#### INPUT ROWS ####

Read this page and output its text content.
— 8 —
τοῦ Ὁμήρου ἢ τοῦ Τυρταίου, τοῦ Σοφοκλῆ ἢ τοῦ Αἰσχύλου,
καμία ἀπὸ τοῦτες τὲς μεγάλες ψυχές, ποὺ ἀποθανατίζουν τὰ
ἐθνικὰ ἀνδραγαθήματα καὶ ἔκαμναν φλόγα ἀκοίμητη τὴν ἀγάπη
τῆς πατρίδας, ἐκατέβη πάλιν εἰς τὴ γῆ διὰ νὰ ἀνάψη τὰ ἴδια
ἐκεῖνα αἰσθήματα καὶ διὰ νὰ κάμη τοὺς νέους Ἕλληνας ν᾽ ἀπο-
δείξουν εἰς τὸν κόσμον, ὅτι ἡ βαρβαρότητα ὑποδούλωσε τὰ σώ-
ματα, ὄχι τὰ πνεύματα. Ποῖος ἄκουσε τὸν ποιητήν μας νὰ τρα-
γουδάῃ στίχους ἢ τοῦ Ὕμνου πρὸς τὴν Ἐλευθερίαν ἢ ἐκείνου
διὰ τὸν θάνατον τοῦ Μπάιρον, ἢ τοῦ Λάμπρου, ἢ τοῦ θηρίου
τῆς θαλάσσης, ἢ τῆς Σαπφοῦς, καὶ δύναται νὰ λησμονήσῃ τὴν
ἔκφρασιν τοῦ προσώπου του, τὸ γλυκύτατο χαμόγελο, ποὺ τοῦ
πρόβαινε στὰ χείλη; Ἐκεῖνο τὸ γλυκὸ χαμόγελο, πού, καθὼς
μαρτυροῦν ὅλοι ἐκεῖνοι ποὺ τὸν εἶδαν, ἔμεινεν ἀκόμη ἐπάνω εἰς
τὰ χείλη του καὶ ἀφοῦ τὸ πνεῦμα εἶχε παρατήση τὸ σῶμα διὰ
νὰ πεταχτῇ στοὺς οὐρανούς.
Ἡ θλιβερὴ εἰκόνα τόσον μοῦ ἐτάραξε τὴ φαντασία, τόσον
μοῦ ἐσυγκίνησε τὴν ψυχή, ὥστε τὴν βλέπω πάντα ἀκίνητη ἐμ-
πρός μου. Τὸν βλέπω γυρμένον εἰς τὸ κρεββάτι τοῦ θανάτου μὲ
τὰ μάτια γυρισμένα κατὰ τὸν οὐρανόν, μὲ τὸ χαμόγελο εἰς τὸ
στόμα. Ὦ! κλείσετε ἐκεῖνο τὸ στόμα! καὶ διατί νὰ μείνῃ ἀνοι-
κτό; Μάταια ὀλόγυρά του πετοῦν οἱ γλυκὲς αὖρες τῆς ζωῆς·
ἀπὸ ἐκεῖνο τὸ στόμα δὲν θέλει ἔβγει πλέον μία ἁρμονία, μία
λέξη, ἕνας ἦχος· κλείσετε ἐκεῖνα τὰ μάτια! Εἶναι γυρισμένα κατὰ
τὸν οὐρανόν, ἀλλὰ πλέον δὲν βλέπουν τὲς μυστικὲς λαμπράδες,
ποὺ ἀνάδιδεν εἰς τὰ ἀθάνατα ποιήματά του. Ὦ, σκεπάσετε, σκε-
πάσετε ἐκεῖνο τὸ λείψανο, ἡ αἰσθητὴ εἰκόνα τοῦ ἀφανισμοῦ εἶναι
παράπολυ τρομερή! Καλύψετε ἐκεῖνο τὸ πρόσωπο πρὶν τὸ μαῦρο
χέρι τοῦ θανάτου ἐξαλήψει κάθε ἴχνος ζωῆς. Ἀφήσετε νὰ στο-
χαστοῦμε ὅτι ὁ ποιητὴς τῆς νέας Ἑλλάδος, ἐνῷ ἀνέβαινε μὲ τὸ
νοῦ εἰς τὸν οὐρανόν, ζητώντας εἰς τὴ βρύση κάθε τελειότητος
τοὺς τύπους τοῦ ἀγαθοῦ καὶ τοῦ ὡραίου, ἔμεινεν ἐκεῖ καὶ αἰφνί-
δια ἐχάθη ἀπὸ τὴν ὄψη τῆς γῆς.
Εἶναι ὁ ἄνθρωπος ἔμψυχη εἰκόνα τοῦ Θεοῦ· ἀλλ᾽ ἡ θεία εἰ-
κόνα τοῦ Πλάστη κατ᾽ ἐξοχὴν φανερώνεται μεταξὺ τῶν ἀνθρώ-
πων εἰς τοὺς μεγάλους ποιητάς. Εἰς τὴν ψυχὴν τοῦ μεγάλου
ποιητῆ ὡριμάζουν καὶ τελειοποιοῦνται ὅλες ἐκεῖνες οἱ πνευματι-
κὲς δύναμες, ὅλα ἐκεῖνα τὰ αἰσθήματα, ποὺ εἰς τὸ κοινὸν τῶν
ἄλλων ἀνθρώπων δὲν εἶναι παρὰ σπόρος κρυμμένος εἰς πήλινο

####

= WHAT YOU HAVE TO DO =
Reproduce the entire listing word for word.

= ANSWER TO THE EXERCISE =
Read this page and output its text content.
— 8 —
τοῦ Ὁμήρου ἢ τοῦ Τυρταίου, τοῦ Σοφοκλῆ ἢ τοῦ Αἰσχύλου,
καμία ἀπὸ τοῦτες τὲς μεγάλες ψυχές, ποὺ ἀποθανατίζουν τὰ
ἐθνικὰ ἀνδραγαθήματα καὶ ἔκαμναν φλόγα ἀκοίμητη τὴν ἀγάπη
τῆς πατρίδας, ἐκατέβη πάλιν εἰς τὴ γῆ διὰ νὰ ἀνάψη τὰ ἴδια
ἐκεῖνα αἰσθήματα καὶ διὰ νὰ κάμη τοὺς νέους Ἕλληνας ν᾽ ἀπο-
δείξουν εἰς τὸν κόσμον, ὅτι ἡ βαρβαρότητα ὑποδούλωσε τὰ σώ-
ματα, ὄχι τὰ πνεύματα. Ποῖος ἄκουσε τὸν ποιητήν μας νὰ τρα-
γουδάῃ στίχους ἢ τοῦ Ὕμνου πρὸς τὴν Ἐλευθερίαν ἢ ἐκείνου
διὰ τὸν θάνατον τοῦ Μπάιρον, ἢ τοῦ Λάμπρου, ἢ τοῦ θηρίου
τῆς θαλάσσης, ἢ τῆς Σαπφοῦς, καὶ δύναται νὰ λησμονήσῃ τὴν
ἔκφρασιν τοῦ προσώπου του, τὸ γλυκύτατο χαμόγελο, ποὺ τοῦ
πρόβαινε στὰ χείλη; Ἐκεῖνο τὸ γλυκὸ χαμόγελο, πού, καθὼς
μαρτυροῦν ὅλοι ἐκεῖνοι ποὺ τὸν εἶδαν, ἔμεινεν ἀκόμη ἐπάνω εἰς
τὰ χείλη του καὶ ἀφοῦ τὸ πνεῦμα εἶχε παρατήση τὸ σῶμα διὰ
νὰ πεταχτῇ στοὺς οὐρανούς.
Ἡ θλιβερὴ εἰκόνα τόσον μοῦ ἐτάραξε τὴ φαντασία, τόσον
μοῦ ἐσυγκίνησε τὴν ψυχή, ὥστε τὴν βλέπω πάντα ἀκίνητη ἐμ-
πρός μου. Τὸν βλέπω γυρμένον εἰς τὸ κρεββάτι τοῦ θανάτου μὲ
τὰ μάτια γυρισμένα κατὰ τὸν οὐρανόν, μὲ τὸ χαμόγελο εἰς τὸ
στόμα. Ὦ! κλείσετε ἐκεῖνο τὸ στόμα! καὶ διατί νὰ μείνῃ ἀνοι-
κτό; Μάταια ὀλόγυρά του πετοῦν οἱ γλυκὲς αὖρες τῆς ζωῆς·
ἀπὸ ἐκεῖνο τὸ στόμα δὲν θέλει ἔβγει πλέον μία ἁρμονία, μία
λέξη, ἕνας ἦχος· κλείσετε ἐκεῖνα τὰ μάτια! Εἶναι γυρισμένα κατὰ
τὸν οὐρανόν, ἀλλὰ πλέον δὲν βλέπουν τὲς μυστικὲς λαμπράδες,
ποὺ ἀνάδιδεν εἰς τὰ ἀθάνατα ποιήματά του. Ὦ, σκεπάσετε, σκε-
πάσετε ἐκεῖνο τὸ λείψανο, ἡ αἰσθητὴ εἰκόνα τοῦ ἀφανισμοῦ εἶναι
παράπολυ τρομερή! Καλύψετε ἐκεῖνο τὸ πρόσωπο πρὶν τὸ μαῦρο
χέρι τοῦ θανάτου ἐξαλήψει κάθε ἴχνος ζωῆς. Ἀφήσετε νὰ στο-
χαστοῦμε ὅτι ὁ ποιητὴς τῆς νέας Ἑλλάδος, ἐνῷ ἀνέβαινε μὲ τὸ
νοῦ εἰς τὸν οὐρανόν, ζητώντας εἰς τὴ βρύση κάθε τελειότητος
τοὺς τύπους τοῦ ἀγαθοῦ καὶ τοῦ ὡραίου, ἔμεινεν ἐκεῖ καὶ αἰφνί-
δια ἐχάθη ἀπὸ τὴν ὄψη τῆς γῆς.
Εἶναι ὁ ἄνθρωπος ἔμψυχη εἰκόνα τοῦ Θεοῦ· ἀλλ᾽ ἡ θεία εἰ-
κόνα τοῦ Πλάστη κατ᾽ ἐξοχὴν φανερώνεται μεταξὺ τῶν ἀνθρώ-
πων εἰς τοὺς μεγάλους ποιητάς. Εἰς τὴν ψυχὴν τοῦ μεγάλου
ποιητῆ ὡριμάζουν καὶ τελειοποιοῦνται ὅλες ἐκεῖνες οἱ πνευματι-
κὲς δύναμες, ὅλα ἐκεῖνα τὰ αἰσθήματα, ποὺ εἰς τὸ κοινὸν τῶν
ἄλλων ἀνθρώπων δὲν εἶναι παρὰ σπόρος κρυμμένος εἰς πήλινο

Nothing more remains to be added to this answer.